(What you should do): Your task is to repeat all of the material exactly.

>>>

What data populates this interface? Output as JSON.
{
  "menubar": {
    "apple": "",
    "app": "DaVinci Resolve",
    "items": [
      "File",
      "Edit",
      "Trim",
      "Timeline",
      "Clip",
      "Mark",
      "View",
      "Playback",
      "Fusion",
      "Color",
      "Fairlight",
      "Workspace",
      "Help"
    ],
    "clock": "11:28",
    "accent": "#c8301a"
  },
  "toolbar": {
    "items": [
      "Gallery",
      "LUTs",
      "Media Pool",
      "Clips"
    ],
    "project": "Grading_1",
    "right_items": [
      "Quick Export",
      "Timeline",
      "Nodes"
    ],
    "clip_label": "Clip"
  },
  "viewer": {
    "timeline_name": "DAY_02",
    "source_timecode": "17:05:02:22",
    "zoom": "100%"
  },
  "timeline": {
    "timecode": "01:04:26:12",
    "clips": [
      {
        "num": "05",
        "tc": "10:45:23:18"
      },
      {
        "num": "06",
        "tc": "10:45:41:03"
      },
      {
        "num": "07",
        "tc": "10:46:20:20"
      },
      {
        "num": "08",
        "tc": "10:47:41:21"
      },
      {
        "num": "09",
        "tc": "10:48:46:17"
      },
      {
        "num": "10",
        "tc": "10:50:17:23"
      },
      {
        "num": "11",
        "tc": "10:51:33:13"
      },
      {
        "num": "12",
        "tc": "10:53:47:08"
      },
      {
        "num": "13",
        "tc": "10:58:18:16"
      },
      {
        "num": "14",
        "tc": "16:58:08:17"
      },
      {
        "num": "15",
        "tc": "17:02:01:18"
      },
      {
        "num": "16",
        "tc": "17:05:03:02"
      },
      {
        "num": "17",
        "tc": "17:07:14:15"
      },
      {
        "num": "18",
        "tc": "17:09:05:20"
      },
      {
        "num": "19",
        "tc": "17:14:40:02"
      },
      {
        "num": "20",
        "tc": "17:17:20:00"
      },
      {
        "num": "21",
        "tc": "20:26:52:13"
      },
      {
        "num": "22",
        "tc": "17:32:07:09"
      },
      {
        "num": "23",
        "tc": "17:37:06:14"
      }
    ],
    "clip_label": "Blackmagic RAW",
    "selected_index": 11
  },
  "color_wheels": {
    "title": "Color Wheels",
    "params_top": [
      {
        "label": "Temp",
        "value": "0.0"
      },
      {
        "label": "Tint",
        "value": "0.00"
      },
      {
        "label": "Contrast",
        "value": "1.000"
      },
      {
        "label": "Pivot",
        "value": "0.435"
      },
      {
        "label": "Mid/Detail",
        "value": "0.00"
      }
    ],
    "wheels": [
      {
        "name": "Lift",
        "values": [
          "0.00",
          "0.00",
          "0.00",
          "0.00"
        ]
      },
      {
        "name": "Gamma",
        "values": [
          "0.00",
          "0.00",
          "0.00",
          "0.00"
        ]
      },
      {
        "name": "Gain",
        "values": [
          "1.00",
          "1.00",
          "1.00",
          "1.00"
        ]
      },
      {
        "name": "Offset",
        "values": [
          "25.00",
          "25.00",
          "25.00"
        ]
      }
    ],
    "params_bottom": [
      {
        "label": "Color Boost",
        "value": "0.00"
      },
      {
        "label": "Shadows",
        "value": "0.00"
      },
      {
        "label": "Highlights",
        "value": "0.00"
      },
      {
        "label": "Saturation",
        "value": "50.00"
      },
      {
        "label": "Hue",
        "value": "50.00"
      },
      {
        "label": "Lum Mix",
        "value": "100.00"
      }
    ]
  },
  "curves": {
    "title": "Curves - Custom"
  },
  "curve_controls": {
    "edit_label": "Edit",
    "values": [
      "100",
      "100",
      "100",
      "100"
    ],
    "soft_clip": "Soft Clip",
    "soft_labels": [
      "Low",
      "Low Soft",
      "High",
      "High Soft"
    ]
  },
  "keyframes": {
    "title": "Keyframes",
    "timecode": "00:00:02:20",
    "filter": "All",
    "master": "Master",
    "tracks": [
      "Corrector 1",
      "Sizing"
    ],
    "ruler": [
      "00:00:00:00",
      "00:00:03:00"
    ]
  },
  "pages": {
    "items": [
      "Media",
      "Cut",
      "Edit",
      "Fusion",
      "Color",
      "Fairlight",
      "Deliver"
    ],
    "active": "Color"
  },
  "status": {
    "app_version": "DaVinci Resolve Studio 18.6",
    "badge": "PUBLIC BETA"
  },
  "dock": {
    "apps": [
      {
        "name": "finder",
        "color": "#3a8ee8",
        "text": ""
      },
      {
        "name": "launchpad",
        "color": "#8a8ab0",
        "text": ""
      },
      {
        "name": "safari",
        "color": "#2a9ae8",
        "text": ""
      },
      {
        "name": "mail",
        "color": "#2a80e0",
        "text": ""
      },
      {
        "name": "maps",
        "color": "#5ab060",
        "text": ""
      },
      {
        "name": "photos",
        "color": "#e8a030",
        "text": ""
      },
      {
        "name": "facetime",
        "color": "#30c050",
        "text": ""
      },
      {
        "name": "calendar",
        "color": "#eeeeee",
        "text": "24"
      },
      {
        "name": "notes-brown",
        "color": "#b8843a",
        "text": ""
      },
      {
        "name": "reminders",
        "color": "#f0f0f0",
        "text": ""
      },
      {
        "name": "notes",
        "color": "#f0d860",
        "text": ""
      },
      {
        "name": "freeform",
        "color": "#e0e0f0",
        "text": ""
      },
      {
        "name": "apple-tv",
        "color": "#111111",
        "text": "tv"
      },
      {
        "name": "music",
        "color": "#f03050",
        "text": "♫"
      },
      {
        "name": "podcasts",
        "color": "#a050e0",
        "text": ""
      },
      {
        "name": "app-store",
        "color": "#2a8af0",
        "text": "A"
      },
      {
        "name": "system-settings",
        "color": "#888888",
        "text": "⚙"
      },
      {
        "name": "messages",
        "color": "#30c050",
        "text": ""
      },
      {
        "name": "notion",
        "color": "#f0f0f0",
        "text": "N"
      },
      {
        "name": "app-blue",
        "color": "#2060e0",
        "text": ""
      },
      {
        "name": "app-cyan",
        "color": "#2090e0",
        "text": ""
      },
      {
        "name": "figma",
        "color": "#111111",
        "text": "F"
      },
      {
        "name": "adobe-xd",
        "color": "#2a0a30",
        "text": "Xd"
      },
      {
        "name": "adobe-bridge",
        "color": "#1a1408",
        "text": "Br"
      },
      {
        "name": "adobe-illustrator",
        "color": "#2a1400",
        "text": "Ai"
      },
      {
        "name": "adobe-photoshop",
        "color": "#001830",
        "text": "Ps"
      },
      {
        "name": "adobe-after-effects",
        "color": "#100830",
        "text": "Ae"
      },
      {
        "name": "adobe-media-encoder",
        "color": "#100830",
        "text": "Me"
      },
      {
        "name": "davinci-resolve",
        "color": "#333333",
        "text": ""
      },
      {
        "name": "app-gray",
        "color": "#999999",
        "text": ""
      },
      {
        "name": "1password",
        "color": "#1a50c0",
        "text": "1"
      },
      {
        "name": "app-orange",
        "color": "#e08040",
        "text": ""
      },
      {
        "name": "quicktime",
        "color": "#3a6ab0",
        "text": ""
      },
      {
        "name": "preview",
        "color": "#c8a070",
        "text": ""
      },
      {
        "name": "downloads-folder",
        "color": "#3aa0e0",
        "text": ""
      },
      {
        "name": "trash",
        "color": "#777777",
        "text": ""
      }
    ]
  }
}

<<<

(Exercise result):
What data populates this interface? Output as JSON.
{
  "menubar": {
    "apple": "",
    "app": "DaVinci Resolve",
    "items": [
      "File",
      "Edit",
      "Trim",
      "Timeline",
      "Clip",
      "Mark",
      "View",
      "Playback",
      "Fusion",
      "Color",
      "Fairlight",
      "Workspace",
      "Help"
    ],
    "clock": "11:28",
    "accent": "#c8301a"
  },
  "toolbar": {
    "items": [
      "Gallery",
      "LUTs",
      "Media Pool",
      "Clips"
    ],
    "project": "Grading_1",
    "right_items": [
      "Quick Export",
      "Timeline",
      "Nodes"
    ],
    "clip_label": "Clip"
  },
  "viewer": {
    "timeline_name": "DAY_02",
    "source_timecode": "17:05:02:22",
    "zoom": "100%"
  },
  "timeline": {
    "timecode": "01:04:26:12",
    "clips": [
      {
        "num": "05",
        "tc": "10:45:23:18"
      },
      {
        "num": "06",
        "tc": "10:45:41:03"
      },
      {
        "num": "07",
        "tc": "10:46:20:20"
      },
      {
        "num": "08",
        "tc": "10:47:41:21"
      },
      {
        "num": "09",
        "tc": "10:48:46:17"
      },
      {
        "num": "10",
        "tc": "10:50:17:23"
      },
      {
        "num": "11",
        "tc": "10:51:33:13"
      },
      {
        "num": "12",
        "tc": "10:53:47:08"
      },
      {
        "num": "13",
        "tc": "10:58:18:16"
      },
      {
        "num": "14",
        "tc": "16:58:08:17"
      },
      {
        "num": "15",
        "tc": "17:02:01:18"
      },
      {
        "num": "16",
        "tc": "17:05:03:02"
      },
      {
        "num": "17",
        "tc": "17:07:14:15"
      },
      {
        "num": "18",
        "tc": "17:09:05:20"
      },
      {
        "num": "19",
        "tc": "17:14:40:02"
      },
      {
        "num": "20",
        "tc": "17:17:20:00"
      },
      {
        "num": "21",
        "tc": "20:26:52:13"
      },
      {
        "num": "22",
        "tc": "17:32:07:09"
      },
      {
        "num": "23",
        "tc": "17:37:06:14"
      }
    ],
    "clip_label": "Blackmagic RAW",
    "selected_index": 11
  },
  "color_wheels": {
    "title": "Color Wheels",
    "params_top": [
      {
        "label": "Temp",
        "value": "0.0"
      },
      {
        "label": "Tint",
        "value": "0.00"
      },
      {
        "label": "Contrast",
        "value": "1.000"
      },
      {
        "label": "Pivot",
        "value": "0.435"
      },
      {
        "label": "Mid/Detail",
        "value": "0.00"
      }
    ],
    "wheels": [
      {
        "name": "Lift",
        "values": [
          "0.00",
          "0.00",
          "0.00",
          "0.00"
        ]
      },
      {
        "name": "Gamma",
        "values": [
          "0.00",
          "0.00",
          "0.00",
          "0.00"
        ]
      },
      {
        "name": "Gain",
        "values": [
          "1.00",
          "1.00",
          "1.00",
          "1.00"
        ]
      },
      {
        "name": "Offset",
        "values": [
          "25.00",
          "25.00",
          "25.00"
        ]
      }
    ],
    "params_bottom": [
      {
        "label": "Color Boost",
        "value": "0.00"
      },
      {
        "label": "Shadows",
        "value": "0.00"
      },
      {
        "label": "Highlights",
        "value": "0.00"
      },
      {
        "label": "Saturation",
        "value": "50.00"
      },
      {
        "label": "Hue",
        "value": "50.00"
      },
      {
        "label": "Lum Mix",
        "value": "100.00"
      }
    ]
  },
  "curves": {
    "title": "Curves - Custom"
  },
  "curve_controls": {
    "edit_label": "Edit",
    "values": [
      "100",
      "100",
      "100",
      "100"
    ],
    "soft_clip": "Soft Clip",
    "soft_labels": [
      "Low",
      "Low Soft",
      "High",
      "High Soft"
    ]
  },
  "keyframes": {
    "title": "Keyframes",
    "timecode": "00:00:02:20",
    "filter": "All",
    "master": "Master",
    "tracks": [
      "Corrector 1",
      "Sizing"
    ],
    "ruler": [
      "00:00:00:00",
      "00:00:03:00"
    ]
  },
  "pages": {
    "items": [
      "Media",
      "Cut",
      "Edit",
      "Fusion",
      "Color",
      "Fairlight",
      "Deliver"
    ],
    "active": "Color"
  },
  "status": {
    "app_version": "DaVinci Resolve Studio 18.6",
    "badge": "PUBLIC BETA"
  },
  "dock": {
    "apps": [
      {
        "name": "finder",
        "color": "#3a8ee8",
        "text": ""
      },
      {
        "name": "launchpad",
        "color": "#8a8ab0",
        "text": ""
      },
      {
        "name": "safari",
        "color": "#2a9ae8",
        "text": ""
      },
      {
        "name": "mail",
        "color": "#2a80e0",
        "text": ""
      },
      {
        "name": "maps",
        "color": "#5ab060",
        "text": ""
      },
      {
        "name": "photos",
        "color": "#e8a030",
        "text": ""
      },
      {
        "name": "facetime",
        "color": "#30c050",
        "text": ""
      },
      {
        "name": "calendar",
        "color": "#eeeeee",
        "text": "24"
      },
      {
        "name": "notes-brown",
        "color": "#b8843a",
        "text": ""
      },
      {
        "name": "reminders",
        "color": "#f0f0f0",
        "text": ""
      },
      {
        "name": "notes",
        "color": "#f0d860",
        "text": ""
      },
      {
        "name": "freeform",
        "color": "#e0e0f0",
        "text": ""
      },
      {
        "name": "apple-tv",
        "color": "#111111",
        "text": "tv"
      },
      {
        "name": "music",
        "color": "#f03050",
        "text": "♫"
      },
      {
        "name": "podcasts",
        "color": "#a050e0",
        "text": ""
      },
      {
        "name": "app-store",
        "color": "#2a8af0",
        "text": "A"
      },
      {
        "name": "system-settings",
        "color": "#888888",
        "text": "⚙"
      },
      {
        "name": "messages",
        "color": "#30c050",
        "text": ""
      },
      {
        "name": "notion",
        "color": "#f0f0f0",
        "text": "N"
      },
      {
        "name": "app-blue",
        "color": "#2060e0",
        "text": ""
      },
      {
        "name": "app-cyan",
        "color": "#2090e0",
        "text": ""
      },
      {
        "name": "figma",
        "color": "#111111",
        "text": "F"
      },
      {
        "name": "adobe-xd",
        "color": "#2a0a30",
        "text": "Xd"
      },
      {
        "name": "adobe-bridge",
        "color": "#1a1408",
        "text": "Br"
      },
      {
        "name": "adobe-illustrator",
        "color": "#2a1400",
        "text": "Ai"
      },
      {
        "name": "adobe-photoshop",
        "color": "#001830",
        "text": "Ps"
      },
      {
        "name": "adobe-after-effects",
        "color": "#100830",
        "text": "Ae"
      },
      {
        "name": "adobe-media-encoder",
        "color": "#100830",
        "text": "Me"
      },
      {
        "name": "davinci-resolve",
        "color": "#333333",
        "text": ""
      },
      {
        "name": "app-gray",
        "color": "#999999",
        "text": ""
      },
      {
        "name": "1password",
        "color": "#1a50c0",
        "text": "1"
      },
      {
        "name": "app-orange",
        "color": "#e08040",
        "text": ""
      },
      {
        "name": "quicktime",
        "color": "#3a6ab0",
        "text": ""
      },
      {
        "name": "preview",
        "color": "#c8a070",
        "text": ""
      },
      {
        "name": "downloads-folder",
        "color": "#3aa0e0",
        "text": ""
      },
      {
        "name": "trash",
        "color": "#777777",
        "text": ""
      }
    ]
  }
}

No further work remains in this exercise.